Start of DATASET ROWS

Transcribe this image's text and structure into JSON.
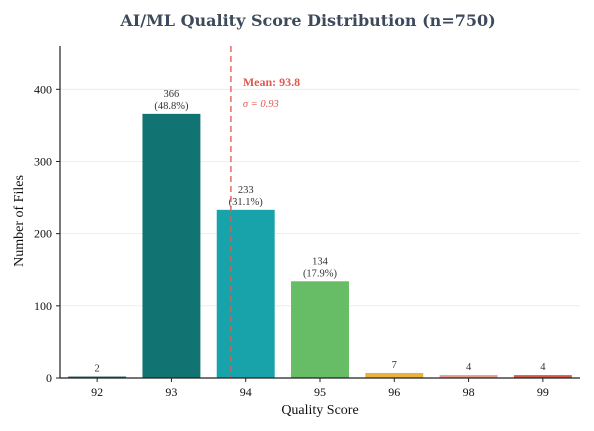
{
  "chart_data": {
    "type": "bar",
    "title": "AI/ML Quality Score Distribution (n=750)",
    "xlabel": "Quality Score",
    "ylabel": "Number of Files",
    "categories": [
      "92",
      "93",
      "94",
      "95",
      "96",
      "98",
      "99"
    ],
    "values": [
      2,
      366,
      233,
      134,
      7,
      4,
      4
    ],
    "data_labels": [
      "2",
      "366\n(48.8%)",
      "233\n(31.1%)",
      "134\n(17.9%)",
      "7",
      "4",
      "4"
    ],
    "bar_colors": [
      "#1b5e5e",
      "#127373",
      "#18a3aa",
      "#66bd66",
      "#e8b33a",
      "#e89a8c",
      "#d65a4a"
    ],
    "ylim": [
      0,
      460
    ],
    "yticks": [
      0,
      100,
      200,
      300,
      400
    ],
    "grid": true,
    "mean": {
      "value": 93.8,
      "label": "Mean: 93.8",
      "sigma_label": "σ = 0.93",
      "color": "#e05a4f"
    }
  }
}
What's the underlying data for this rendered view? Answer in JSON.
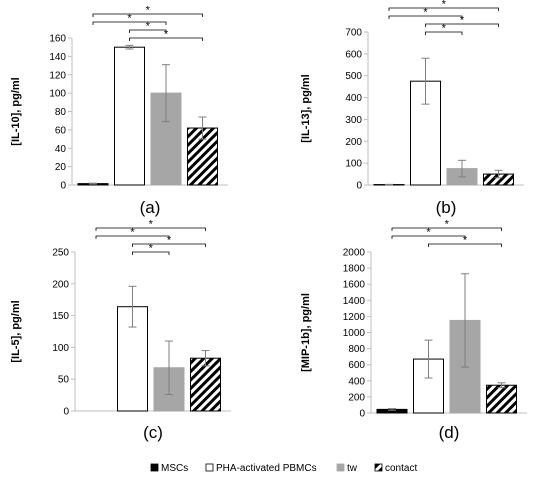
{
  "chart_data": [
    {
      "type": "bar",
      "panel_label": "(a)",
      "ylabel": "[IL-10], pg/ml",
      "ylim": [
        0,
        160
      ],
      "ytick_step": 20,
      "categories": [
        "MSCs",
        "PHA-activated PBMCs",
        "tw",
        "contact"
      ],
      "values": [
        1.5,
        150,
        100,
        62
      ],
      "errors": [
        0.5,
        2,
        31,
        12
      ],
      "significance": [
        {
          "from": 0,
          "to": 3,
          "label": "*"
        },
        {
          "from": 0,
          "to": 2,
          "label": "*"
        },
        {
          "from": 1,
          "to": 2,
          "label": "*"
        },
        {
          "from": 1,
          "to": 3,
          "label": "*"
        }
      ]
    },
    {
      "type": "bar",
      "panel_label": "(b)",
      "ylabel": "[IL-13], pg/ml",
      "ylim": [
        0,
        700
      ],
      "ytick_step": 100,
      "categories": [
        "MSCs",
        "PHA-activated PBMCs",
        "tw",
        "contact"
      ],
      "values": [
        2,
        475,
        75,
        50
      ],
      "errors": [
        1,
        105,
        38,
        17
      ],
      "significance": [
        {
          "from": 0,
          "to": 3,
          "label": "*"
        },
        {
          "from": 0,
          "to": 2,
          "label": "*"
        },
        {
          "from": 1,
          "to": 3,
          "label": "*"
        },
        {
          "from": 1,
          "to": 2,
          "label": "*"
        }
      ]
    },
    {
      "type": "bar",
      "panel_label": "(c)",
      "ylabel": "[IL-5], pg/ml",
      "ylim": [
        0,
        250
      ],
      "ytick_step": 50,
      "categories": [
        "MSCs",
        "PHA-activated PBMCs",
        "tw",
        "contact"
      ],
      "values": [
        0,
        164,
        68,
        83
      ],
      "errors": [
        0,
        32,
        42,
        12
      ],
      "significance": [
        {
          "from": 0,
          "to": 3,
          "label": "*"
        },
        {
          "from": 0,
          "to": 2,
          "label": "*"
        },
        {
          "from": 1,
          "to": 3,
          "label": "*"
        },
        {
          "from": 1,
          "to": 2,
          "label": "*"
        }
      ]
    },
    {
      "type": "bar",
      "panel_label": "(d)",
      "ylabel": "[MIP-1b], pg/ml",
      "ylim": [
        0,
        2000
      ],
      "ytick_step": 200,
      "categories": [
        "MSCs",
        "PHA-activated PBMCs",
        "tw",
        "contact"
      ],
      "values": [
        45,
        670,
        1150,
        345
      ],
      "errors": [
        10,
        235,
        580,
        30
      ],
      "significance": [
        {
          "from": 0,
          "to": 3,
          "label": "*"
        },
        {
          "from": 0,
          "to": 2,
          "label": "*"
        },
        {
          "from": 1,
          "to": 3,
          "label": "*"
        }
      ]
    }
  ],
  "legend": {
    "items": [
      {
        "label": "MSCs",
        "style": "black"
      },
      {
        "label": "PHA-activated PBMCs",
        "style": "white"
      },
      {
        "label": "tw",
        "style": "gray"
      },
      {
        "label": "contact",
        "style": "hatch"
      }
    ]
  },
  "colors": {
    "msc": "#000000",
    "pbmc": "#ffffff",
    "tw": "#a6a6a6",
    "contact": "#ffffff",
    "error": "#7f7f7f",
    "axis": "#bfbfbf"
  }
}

End of DATASET ROWS

- DIRECTIONS -
Return the material exactly as given, apart from the pictures.

- SOLUTION FOR THIS PROBLEM -
Transcribe this image's text and structure into JSON.
{
  "chart_data": {
    "type": "bar",
    "title": "AI/ML Quality Score Distribution (n=750)",
    "xlabel": "Quality Score",
    "ylabel": "Number of Files",
    "categories": [
      "92",
      "93",
      "94",
      "95",
      "96",
      "98",
      "99"
    ],
    "values": [
      2,
      366,
      233,
      134,
      7,
      4,
      4
    ],
    "data_labels": [
      "2",
      "366\n(48.8%)",
      "233\n(31.1%)",
      "134\n(17.9%)",
      "7",
      "4",
      "4"
    ],
    "bar_colors": [
      "#1b5e5e",
      "#127373",
      "#18a3aa",
      "#66bd66",
      "#e8b33a",
      "#e89a8c",
      "#d65a4a"
    ],
    "ylim": [
      0,
      460
    ],
    "yticks": [
      0,
      100,
      200,
      300,
      400
    ],
    "grid": true,
    "mean": {
      "value": 93.8,
      "label": "Mean: 93.8",
      "sigma_label": "σ = 0.93",
      "color": "#e05a4f"
    }
  }
}
What's the underlying data for this rendered view? Answer in JSON.
{
  "chart_data": [
    {
      "type": "bar",
      "panel_label": "(a)",
      "ylabel": "[IL-10], pg/ml",
      "ylim": [
        0,
        160
      ],
      "ytick_step": 20,
      "categories": [
        "MSCs",
        "PHA-activated PBMCs",
        "tw",
        "contact"
      ],
      "values": [
        1.5,
        150,
        100,
        62
      ],
      "errors": [
        0.5,
        2,
        31,
        12
      ],
      "significance": [
        {
          "from": 0,
          "to": 3,
          "label": "*"
        },
        {
          "from": 0,
          "to": 2,
          "label": "*"
        },
        {
          "from": 1,
          "to": 2,
          "label": "*"
        },
        {
          "from": 1,
          "to": 3,
          "label": "*"
        }
      ]
    },
    {
      "type": "bar",
      "panel_label": "(b)",
      "ylabel": "[IL-13], pg/ml",
      "ylim": [
        0,
        700
      ],
      "ytick_step": 100,
      "categories": [
        "MSCs",
        "PHA-activated PBMCs",
        "tw",
        "contact"
      ],
      "values": [
        2,
        475,
        75,
        50
      ],
      "errors": [
        1,
        105,
        38,
        17
      ],
      "significance": [
        {
          "from": 0,
          "to": 3,
          "label": "*"
        },
        {
          "from": 0,
          "to": 2,
          "label": "*"
        },
        {
          "from": 1,
          "to": 3,
          "label": "*"
        },
        {
          "from": 1,
          "to": 2,
          "label": "*"
        }
      ]
    },
    {
      "type": "bar",
      "panel_label": "(c)",
      "ylabel": "[IL-5], pg/ml",
      "ylim": [
        0,
        250
      ],
      "ytick_step": 50,
      "categories": [
        "MSCs",
        "PHA-activated PBMCs",
        "tw",
        "contact"
      ],
      "values": [
        0,
        164,
        68,
        83
      ],
      "errors": [
        0,
        32,
        42,
        12
      ],
      "significance": [
        {
          "from": 0,
          "to": 3,
          "label": "*"
        },
        {
          "from": 0,
          "to": 2,
          "label": "*"
        },
        {
          "from": 1,
          "to": 3,
          "label": "*"
        },
        {
          "from": 1,
          "to": 2,
          "label": "*"
        }
      ]
    },
    {
      "type": "bar",
      "panel_label": "(d)",
      "ylabel": "[MIP-1b], pg/ml",
      "ylim": [
        0,
        2000
      ],
      "ytick_step": 200,
      "categories": [
        "MSCs",
        "PHA-activated PBMCs",
        "tw",
        "contact"
      ],
      "values": [
        45,
        670,
        1150,
        345
      ],
      "errors": [
        10,
        235,
        580,
        30
      ],
      "significance": [
        {
          "from": 0,
          "to": 3,
          "label": "*"
        },
        {
          "from": 0,
          "to": 2,
          "label": "*"
        },
        {
          "from": 1,
          "to": 3,
          "label": "*"
        }
      ]
    }
  ],
  "legend": {
    "items": [
      {
        "label": "MSCs",
        "style": "black"
      },
      {
        "label": "PHA-activated PBMCs",
        "style": "white"
      },
      {
        "label": "tw",
        "style": "gray"
      },
      {
        "label": "contact",
        "style": "hatch"
      }
    ]
  },
  "colors": {
    "msc": "#000000",
    "pbmc": "#ffffff",
    "tw": "#a6a6a6",
    "contact": "#ffffff",
    "error": "#7f7f7f",
    "axis": "#bfbfbf"
  }
}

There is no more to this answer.